_WHAT YOU HAVE TO DO:_
In the following material, identify every line holding the string "Blackpool" and return it.

_EXERCISE INPUT:_
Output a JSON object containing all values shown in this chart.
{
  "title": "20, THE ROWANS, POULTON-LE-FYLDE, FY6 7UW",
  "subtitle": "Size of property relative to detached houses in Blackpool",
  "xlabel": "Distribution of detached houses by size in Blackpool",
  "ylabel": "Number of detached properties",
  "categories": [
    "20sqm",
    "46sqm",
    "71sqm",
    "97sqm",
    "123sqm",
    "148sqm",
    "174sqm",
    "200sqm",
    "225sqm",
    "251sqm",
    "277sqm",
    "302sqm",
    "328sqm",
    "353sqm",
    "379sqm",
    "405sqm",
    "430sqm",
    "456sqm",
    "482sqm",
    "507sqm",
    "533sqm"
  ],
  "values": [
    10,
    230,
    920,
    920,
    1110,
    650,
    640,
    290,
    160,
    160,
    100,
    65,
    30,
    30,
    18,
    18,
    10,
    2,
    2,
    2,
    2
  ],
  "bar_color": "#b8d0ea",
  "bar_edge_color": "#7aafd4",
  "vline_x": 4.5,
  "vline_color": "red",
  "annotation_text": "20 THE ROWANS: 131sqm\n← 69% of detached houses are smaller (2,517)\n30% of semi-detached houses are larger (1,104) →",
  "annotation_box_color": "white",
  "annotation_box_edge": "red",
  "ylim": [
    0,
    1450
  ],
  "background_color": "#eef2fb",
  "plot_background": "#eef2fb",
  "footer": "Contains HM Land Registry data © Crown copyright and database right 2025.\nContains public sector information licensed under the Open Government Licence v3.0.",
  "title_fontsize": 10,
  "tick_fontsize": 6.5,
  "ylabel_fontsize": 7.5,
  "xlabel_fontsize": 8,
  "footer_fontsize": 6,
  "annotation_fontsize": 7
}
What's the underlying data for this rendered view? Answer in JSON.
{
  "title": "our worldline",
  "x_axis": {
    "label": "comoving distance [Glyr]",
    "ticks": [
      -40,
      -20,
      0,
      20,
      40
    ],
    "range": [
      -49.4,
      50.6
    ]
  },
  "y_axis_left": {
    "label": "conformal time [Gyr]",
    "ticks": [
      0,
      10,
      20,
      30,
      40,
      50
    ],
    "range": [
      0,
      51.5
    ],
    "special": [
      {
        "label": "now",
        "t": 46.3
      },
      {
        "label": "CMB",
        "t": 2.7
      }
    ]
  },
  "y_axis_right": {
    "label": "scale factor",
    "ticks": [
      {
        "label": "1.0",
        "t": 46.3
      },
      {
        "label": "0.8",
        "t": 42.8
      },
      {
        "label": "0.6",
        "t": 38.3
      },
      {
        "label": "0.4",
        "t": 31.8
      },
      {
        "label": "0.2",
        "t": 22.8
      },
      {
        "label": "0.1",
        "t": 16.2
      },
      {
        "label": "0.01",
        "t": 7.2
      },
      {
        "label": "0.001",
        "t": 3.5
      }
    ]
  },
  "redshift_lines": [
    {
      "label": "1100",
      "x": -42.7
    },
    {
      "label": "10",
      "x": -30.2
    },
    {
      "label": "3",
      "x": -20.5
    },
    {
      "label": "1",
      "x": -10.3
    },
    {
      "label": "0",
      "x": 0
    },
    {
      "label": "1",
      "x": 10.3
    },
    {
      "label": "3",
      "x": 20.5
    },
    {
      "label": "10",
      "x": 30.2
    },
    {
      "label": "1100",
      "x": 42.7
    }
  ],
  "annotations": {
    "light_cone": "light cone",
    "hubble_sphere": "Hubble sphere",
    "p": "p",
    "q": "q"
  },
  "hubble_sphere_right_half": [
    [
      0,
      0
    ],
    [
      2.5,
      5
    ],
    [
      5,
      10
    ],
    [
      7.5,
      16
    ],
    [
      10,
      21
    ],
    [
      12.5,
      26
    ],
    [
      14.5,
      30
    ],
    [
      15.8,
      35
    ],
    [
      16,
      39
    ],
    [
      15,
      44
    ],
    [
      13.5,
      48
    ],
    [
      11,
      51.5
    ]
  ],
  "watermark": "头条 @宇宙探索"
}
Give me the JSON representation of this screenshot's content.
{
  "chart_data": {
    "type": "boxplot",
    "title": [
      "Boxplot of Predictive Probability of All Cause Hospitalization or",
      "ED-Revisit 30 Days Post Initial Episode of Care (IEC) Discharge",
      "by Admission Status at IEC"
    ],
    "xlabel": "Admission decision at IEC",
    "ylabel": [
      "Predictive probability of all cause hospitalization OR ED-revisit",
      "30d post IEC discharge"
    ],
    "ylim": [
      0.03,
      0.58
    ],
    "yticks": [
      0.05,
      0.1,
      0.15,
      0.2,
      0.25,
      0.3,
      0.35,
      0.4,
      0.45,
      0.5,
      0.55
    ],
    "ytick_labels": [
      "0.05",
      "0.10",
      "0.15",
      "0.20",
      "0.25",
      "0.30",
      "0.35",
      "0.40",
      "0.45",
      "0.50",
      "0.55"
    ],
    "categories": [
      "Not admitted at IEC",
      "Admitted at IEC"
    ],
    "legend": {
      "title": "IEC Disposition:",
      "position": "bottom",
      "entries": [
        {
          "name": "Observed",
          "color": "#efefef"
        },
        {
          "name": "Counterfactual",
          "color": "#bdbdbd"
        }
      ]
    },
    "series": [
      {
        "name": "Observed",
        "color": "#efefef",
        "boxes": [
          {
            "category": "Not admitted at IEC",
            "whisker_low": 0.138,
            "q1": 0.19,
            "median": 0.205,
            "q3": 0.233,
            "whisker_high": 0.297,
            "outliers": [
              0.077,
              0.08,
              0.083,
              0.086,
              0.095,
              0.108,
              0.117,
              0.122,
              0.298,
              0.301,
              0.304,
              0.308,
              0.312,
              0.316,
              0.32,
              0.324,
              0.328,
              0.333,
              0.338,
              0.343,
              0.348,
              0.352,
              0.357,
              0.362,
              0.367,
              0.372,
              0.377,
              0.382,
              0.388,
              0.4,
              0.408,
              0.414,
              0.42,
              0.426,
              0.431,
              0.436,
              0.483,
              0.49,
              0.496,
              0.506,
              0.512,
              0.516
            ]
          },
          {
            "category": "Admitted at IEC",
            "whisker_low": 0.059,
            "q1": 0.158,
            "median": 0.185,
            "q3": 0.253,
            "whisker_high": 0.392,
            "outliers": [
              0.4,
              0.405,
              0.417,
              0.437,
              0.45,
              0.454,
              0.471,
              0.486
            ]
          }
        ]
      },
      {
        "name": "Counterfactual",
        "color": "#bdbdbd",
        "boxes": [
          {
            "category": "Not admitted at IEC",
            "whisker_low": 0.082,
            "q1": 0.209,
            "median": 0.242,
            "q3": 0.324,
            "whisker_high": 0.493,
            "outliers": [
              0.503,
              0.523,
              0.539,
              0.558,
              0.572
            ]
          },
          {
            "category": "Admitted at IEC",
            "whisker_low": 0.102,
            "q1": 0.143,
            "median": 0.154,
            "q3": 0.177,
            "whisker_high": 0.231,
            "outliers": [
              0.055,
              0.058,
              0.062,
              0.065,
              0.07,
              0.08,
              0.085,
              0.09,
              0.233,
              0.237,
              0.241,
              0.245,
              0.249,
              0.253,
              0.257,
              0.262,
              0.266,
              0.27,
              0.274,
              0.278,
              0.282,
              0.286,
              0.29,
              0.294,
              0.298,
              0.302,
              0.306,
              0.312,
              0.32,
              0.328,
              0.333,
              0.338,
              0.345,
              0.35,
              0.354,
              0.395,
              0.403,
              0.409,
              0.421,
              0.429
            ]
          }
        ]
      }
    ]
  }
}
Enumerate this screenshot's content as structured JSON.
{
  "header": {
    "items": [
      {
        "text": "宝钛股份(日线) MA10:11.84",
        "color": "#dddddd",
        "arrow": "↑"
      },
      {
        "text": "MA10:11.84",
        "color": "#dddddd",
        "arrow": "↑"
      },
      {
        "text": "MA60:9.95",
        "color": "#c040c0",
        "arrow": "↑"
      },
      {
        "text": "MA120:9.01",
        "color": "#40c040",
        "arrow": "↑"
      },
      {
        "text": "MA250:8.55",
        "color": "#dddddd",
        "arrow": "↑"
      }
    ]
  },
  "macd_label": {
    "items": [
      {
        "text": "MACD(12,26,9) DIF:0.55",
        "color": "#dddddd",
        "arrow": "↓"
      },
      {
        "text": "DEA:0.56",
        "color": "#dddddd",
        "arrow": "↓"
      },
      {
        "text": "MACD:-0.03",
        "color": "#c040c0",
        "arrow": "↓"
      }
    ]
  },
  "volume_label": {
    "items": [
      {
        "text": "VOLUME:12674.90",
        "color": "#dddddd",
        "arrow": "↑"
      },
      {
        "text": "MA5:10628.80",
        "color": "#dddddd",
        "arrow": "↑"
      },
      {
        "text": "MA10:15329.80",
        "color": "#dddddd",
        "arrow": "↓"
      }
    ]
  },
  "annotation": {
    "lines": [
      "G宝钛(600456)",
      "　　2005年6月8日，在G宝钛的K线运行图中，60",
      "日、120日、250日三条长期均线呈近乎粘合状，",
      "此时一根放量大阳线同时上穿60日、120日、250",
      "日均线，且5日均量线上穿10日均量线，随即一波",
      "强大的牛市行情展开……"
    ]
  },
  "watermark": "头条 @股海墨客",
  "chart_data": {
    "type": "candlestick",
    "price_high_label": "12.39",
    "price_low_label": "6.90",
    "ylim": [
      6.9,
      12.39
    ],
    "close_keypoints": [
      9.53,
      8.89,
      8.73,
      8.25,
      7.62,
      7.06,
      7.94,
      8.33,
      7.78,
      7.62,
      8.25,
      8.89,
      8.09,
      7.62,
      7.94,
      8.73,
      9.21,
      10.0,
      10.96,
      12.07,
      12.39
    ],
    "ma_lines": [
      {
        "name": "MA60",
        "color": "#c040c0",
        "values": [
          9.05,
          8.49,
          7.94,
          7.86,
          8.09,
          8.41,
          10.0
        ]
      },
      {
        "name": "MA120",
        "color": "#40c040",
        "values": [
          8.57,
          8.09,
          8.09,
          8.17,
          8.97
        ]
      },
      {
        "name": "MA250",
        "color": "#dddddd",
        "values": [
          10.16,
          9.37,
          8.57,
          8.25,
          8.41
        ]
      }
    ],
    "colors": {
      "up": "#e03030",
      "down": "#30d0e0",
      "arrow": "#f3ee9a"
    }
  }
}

_PROBLEM SOLUTION:_
  "subtitle": "Size of property relative to detached houses in Blackpool",
  "xlabel": "Distribution of detached houses by size in Blackpool",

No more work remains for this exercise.